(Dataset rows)

* * * * *

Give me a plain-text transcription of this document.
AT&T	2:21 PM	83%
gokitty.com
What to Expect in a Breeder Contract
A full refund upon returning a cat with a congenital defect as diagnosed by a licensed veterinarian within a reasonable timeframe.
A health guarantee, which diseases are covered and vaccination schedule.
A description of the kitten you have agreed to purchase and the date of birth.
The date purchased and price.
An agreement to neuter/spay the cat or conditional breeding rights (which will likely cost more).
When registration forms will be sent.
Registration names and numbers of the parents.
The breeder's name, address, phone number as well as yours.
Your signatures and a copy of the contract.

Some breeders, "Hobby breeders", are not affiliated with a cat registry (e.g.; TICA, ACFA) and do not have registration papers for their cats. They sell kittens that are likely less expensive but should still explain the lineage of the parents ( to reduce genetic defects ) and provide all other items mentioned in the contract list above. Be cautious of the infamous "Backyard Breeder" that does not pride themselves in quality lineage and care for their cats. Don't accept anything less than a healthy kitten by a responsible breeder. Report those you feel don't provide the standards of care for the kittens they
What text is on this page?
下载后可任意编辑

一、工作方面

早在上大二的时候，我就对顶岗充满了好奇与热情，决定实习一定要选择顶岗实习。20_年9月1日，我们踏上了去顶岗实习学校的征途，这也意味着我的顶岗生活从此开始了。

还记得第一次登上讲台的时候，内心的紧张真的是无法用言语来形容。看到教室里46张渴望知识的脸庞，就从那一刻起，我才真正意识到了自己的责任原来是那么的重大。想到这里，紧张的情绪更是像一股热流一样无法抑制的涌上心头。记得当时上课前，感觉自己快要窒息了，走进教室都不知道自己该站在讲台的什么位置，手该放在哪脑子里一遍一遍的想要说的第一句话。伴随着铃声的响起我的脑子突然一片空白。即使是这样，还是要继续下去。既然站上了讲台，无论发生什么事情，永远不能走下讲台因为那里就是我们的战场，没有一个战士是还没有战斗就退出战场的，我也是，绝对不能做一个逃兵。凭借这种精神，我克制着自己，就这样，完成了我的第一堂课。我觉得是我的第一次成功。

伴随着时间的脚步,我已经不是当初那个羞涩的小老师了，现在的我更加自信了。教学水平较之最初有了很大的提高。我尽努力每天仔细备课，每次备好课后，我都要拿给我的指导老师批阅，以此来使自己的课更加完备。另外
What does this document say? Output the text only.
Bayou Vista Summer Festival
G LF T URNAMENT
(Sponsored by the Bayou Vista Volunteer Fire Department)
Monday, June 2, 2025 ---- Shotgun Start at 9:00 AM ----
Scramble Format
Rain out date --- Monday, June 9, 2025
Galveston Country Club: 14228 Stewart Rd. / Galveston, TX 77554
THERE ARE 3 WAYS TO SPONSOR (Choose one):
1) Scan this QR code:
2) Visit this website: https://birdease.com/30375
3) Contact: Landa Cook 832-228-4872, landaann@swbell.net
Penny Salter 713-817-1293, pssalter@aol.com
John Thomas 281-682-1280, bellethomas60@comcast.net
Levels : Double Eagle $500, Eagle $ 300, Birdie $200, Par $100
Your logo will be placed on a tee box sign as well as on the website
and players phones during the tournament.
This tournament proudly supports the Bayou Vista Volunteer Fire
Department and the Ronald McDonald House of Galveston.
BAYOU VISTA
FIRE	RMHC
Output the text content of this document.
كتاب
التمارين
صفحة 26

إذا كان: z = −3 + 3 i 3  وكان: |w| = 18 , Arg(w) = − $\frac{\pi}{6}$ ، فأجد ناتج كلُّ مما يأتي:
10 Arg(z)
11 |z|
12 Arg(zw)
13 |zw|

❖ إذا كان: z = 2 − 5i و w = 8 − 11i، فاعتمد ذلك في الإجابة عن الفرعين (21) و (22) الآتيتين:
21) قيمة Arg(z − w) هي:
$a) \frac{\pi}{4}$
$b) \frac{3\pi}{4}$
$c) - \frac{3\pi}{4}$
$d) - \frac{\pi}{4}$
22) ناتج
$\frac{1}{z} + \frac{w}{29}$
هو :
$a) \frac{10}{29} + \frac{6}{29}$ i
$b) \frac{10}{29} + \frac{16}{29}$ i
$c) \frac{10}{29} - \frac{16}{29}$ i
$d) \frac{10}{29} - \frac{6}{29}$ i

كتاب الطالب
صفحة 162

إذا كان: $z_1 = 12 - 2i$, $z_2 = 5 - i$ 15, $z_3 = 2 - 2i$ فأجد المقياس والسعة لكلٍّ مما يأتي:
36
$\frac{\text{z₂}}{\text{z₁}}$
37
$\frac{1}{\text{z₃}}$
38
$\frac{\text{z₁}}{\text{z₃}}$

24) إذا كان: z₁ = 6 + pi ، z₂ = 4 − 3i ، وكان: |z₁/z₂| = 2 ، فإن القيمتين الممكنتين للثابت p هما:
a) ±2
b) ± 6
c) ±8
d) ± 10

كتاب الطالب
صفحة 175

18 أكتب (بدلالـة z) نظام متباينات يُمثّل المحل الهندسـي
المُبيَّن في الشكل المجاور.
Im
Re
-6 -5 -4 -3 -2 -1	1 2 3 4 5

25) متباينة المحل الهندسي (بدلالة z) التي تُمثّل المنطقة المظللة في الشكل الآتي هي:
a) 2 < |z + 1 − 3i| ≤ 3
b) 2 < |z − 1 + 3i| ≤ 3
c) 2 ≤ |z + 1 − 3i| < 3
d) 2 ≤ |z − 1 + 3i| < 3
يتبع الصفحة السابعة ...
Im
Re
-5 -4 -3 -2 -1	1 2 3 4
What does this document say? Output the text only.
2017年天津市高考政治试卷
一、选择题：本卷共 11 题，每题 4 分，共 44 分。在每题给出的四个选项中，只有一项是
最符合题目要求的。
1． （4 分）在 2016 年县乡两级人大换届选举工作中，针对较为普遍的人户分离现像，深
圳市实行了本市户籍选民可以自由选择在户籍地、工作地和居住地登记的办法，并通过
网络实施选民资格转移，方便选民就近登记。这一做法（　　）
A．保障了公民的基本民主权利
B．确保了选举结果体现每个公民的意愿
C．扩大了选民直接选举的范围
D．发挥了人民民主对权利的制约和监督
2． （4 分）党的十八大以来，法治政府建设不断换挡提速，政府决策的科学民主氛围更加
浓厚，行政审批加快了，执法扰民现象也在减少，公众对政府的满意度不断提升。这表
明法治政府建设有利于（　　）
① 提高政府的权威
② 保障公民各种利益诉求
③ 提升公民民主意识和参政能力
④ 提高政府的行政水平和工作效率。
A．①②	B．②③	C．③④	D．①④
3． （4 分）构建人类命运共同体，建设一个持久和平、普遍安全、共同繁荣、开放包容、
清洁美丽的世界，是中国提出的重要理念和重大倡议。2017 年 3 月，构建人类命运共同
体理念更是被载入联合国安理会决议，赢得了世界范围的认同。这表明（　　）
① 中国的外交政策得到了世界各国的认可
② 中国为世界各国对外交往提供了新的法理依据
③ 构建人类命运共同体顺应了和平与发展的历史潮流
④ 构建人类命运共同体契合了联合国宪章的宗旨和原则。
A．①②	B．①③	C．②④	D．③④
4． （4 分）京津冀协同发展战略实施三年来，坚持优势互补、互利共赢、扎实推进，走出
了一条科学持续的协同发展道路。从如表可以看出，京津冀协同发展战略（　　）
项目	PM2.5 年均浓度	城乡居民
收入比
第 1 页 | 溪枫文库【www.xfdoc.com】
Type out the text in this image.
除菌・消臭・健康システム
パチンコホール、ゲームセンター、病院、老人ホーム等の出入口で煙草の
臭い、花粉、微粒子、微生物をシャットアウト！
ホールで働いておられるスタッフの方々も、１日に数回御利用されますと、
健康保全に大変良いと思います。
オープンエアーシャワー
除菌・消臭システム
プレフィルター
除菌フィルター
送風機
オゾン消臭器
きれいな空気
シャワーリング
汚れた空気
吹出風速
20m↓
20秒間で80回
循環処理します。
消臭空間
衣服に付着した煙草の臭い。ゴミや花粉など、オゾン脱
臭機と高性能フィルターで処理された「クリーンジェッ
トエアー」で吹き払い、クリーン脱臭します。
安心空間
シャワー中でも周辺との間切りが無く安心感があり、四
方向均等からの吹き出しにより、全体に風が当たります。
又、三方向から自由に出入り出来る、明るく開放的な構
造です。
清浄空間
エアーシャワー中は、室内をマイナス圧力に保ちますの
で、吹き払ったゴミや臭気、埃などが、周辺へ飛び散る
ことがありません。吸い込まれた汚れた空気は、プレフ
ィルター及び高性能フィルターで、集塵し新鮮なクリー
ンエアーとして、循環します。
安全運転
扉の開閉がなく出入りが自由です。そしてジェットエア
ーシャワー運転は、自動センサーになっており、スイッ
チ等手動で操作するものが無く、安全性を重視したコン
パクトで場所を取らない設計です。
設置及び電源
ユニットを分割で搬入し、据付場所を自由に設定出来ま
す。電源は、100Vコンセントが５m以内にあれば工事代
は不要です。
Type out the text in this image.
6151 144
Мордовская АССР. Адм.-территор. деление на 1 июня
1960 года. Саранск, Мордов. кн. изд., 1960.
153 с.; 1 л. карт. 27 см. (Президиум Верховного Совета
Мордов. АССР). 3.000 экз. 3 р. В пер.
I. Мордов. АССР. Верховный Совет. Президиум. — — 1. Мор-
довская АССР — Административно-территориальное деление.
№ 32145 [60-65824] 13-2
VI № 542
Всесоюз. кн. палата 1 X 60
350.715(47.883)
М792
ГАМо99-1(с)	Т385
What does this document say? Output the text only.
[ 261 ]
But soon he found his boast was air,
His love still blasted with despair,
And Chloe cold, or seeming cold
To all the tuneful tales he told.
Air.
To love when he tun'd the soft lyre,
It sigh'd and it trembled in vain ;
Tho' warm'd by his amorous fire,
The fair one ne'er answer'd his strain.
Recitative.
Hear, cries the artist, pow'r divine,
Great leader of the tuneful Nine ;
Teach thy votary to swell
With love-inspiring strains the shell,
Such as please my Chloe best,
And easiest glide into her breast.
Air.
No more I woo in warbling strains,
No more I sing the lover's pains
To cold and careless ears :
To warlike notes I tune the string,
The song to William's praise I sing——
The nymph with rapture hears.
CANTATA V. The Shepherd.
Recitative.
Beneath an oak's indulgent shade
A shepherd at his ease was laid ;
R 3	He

* * * * *

> [Directive] Copy each line from the records above that includes the string "more".

> [Answer for this exercise]
An agreement to neuter/spay the cat or conditional breeding rights (which will likely cost more).
No more I woo in warbling strains,
No more I sing the lover's pains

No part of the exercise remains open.